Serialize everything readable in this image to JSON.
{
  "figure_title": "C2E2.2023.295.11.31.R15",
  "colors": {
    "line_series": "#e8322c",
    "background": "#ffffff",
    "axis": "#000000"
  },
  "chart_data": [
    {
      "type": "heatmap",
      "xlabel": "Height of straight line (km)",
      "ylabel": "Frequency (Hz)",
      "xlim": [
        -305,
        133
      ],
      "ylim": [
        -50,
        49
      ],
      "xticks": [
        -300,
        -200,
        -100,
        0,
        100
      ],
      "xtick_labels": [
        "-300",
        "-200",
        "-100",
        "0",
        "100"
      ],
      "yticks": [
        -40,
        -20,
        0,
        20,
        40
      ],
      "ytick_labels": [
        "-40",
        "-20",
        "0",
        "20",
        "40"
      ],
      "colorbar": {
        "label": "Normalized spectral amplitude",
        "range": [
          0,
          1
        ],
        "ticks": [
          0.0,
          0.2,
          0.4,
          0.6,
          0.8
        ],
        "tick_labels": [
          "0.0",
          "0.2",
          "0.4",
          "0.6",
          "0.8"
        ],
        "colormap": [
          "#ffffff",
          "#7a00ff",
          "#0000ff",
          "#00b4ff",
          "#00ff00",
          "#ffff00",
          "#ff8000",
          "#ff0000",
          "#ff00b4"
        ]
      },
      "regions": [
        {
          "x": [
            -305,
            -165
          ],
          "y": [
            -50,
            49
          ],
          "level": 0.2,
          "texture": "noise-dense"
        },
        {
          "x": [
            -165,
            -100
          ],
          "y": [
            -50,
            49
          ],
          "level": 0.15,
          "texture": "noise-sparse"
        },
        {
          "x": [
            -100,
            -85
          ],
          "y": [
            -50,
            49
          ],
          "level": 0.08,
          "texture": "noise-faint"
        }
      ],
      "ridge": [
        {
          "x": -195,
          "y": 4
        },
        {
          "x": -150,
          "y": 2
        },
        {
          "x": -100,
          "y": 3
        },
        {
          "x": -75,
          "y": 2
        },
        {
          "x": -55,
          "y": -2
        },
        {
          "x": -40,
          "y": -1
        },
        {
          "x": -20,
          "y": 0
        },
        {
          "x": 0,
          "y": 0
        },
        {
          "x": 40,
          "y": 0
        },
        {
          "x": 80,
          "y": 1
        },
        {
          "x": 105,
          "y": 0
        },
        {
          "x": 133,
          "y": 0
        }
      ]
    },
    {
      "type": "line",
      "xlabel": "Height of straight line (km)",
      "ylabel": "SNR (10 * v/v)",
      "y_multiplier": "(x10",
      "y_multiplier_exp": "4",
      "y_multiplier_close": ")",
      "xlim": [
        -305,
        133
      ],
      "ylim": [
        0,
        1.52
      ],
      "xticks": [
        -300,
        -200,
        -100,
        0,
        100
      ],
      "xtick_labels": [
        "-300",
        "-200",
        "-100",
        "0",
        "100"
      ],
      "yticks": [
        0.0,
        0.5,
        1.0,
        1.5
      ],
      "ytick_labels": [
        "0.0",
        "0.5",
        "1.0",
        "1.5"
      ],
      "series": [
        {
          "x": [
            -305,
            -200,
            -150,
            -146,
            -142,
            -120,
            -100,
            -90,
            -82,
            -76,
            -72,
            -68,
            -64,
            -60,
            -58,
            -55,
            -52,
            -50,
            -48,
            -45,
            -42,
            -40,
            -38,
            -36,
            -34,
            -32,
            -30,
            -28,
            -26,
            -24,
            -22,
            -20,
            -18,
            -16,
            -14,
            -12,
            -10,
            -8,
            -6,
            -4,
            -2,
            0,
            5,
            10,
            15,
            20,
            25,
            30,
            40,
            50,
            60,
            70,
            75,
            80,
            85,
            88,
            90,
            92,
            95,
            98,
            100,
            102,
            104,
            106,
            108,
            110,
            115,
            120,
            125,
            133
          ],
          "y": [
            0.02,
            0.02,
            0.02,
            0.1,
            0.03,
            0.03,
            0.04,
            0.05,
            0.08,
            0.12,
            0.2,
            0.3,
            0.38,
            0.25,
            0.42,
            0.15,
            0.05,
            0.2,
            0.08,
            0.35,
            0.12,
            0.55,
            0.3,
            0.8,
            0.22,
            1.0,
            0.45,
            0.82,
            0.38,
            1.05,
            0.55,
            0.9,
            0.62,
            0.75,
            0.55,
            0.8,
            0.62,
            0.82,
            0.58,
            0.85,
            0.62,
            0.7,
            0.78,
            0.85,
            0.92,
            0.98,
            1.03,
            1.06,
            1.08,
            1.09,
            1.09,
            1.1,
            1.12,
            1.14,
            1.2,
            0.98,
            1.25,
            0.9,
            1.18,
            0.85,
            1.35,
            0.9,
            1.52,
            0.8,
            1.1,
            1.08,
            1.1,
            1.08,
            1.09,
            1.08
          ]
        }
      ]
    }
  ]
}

■ ■ ■ ■ ■

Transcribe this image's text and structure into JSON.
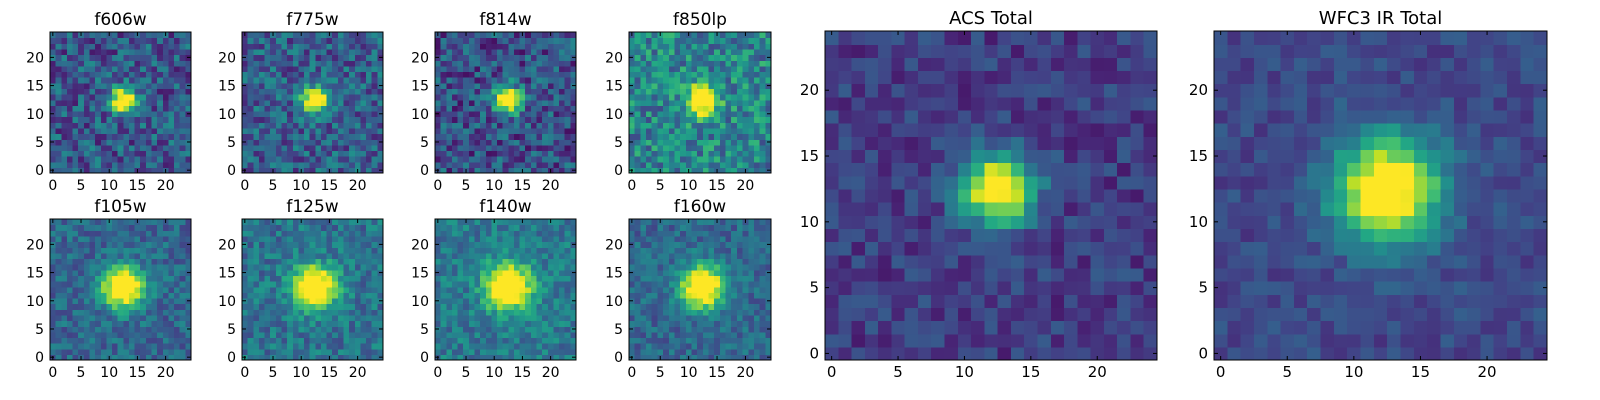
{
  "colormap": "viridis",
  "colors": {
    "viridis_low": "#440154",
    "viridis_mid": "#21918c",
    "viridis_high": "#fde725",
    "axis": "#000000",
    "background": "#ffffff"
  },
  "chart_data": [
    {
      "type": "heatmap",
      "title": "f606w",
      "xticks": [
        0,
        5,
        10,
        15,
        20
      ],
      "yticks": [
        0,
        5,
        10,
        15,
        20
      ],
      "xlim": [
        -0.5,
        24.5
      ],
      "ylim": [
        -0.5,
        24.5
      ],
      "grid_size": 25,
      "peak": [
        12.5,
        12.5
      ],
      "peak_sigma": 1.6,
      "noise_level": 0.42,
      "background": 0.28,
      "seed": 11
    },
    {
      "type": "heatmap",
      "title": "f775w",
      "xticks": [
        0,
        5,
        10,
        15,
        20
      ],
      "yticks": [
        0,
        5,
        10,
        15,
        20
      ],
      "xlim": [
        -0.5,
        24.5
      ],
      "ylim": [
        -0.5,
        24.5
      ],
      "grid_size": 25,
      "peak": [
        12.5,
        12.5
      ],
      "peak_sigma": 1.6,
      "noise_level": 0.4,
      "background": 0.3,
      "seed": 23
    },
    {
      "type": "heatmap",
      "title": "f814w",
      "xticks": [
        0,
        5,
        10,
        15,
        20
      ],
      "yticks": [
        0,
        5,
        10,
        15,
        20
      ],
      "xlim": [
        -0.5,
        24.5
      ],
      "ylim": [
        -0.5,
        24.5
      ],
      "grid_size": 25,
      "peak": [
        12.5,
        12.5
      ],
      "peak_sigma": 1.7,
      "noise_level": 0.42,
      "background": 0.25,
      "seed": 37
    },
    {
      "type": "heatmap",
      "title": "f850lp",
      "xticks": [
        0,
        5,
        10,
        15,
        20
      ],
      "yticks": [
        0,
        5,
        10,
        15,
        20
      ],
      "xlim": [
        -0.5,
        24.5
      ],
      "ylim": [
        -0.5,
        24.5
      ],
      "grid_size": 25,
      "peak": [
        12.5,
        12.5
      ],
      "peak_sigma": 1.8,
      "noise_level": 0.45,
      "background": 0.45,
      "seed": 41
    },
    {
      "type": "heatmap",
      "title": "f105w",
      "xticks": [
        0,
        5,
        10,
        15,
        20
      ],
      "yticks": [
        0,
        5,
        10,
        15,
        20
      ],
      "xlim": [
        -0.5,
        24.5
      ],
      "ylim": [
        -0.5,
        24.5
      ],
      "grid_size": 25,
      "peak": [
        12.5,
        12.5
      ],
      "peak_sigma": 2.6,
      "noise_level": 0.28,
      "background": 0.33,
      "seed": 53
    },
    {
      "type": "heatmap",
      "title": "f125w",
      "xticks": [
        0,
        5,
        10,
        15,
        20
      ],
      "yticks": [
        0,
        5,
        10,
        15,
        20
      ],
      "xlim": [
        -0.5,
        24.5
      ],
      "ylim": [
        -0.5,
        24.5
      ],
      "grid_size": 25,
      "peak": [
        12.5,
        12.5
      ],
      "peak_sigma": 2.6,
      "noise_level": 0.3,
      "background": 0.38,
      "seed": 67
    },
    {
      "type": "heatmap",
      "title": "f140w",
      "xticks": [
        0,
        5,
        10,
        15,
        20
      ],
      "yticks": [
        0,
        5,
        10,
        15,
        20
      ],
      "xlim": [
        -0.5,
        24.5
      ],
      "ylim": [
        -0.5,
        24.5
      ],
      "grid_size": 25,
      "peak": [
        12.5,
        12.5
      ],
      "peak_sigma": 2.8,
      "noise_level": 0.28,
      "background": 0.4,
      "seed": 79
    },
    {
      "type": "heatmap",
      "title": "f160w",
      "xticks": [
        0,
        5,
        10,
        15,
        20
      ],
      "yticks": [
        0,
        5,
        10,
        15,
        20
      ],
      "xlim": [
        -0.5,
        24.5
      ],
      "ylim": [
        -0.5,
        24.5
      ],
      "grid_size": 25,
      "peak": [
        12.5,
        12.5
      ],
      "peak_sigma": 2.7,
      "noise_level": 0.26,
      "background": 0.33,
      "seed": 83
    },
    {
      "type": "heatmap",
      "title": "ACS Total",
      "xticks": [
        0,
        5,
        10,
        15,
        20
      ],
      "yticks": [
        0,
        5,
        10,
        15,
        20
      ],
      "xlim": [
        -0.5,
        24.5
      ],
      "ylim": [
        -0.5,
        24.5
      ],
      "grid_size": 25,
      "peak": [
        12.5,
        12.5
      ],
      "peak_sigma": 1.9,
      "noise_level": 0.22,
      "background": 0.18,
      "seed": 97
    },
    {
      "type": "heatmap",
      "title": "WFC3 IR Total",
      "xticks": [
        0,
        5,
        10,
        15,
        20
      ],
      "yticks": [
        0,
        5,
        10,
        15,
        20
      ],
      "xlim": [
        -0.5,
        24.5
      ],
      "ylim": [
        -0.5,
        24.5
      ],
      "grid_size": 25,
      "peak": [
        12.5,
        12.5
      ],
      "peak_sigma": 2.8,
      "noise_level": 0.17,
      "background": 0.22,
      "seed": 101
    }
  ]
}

■ ■ ■ ■ ■

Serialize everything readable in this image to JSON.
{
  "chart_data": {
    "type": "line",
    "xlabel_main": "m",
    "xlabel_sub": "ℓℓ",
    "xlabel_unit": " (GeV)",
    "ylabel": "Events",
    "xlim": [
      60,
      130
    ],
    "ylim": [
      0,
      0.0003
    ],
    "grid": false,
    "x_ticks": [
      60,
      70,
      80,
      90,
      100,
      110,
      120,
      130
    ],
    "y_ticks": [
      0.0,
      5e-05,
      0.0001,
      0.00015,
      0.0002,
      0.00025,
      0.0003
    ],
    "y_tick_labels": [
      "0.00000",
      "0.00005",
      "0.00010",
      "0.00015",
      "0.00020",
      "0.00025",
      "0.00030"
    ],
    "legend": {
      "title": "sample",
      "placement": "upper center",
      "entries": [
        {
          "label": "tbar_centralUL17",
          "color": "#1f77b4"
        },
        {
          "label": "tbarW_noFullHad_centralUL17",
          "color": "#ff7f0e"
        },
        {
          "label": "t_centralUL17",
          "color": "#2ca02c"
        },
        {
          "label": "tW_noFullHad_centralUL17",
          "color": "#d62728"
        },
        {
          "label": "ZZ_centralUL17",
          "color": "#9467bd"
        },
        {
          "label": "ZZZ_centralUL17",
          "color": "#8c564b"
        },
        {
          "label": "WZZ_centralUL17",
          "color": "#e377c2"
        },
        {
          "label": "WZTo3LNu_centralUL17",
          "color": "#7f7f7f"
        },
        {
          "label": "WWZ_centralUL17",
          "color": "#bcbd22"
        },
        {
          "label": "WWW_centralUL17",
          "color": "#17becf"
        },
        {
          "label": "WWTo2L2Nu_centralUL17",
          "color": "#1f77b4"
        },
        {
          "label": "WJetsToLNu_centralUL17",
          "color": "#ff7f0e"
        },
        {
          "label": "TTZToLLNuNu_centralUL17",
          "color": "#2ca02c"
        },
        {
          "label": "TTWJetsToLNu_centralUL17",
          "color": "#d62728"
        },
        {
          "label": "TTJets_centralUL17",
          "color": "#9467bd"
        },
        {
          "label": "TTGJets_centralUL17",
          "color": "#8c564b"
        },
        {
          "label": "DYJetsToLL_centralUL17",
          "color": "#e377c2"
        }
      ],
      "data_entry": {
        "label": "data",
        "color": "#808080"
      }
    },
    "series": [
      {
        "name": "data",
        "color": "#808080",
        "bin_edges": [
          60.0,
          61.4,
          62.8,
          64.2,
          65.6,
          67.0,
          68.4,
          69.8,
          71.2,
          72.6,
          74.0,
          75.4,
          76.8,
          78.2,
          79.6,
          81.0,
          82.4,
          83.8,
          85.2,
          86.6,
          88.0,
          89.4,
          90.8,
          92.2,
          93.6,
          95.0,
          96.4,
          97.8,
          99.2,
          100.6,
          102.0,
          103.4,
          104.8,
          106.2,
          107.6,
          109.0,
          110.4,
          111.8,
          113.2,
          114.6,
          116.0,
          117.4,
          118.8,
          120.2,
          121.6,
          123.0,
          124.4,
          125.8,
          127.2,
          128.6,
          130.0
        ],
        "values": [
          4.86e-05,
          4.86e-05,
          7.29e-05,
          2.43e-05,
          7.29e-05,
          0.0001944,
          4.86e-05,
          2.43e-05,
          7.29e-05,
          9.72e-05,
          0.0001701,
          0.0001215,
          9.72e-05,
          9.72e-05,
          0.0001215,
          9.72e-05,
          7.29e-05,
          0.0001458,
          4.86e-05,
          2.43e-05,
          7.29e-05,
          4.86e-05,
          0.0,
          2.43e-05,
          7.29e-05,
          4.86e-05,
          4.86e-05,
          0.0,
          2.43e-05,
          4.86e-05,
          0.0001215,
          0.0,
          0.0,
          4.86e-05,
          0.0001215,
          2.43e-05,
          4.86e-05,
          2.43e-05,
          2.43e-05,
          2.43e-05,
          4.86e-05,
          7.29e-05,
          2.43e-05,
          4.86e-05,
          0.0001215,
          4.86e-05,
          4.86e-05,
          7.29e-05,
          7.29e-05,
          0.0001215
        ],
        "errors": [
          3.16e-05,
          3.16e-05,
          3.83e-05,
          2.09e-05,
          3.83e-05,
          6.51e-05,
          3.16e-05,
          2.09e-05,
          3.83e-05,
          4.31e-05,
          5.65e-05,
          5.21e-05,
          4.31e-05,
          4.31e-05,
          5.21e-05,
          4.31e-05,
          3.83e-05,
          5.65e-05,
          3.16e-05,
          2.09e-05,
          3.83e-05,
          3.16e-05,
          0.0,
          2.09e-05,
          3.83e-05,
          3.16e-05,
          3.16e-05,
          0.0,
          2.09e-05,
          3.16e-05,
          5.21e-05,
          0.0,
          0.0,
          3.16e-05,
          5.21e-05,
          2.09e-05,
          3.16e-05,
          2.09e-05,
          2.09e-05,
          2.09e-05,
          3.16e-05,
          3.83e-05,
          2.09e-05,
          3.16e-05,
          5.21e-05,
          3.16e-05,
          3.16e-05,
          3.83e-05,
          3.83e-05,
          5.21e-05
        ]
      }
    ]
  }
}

■ ■ ■ ■ ■

TASK INSTRUCTIONS: Going through the lines above one by one, tally those with the word "ffffff" and give only the total.

TASK SOLUTION: 3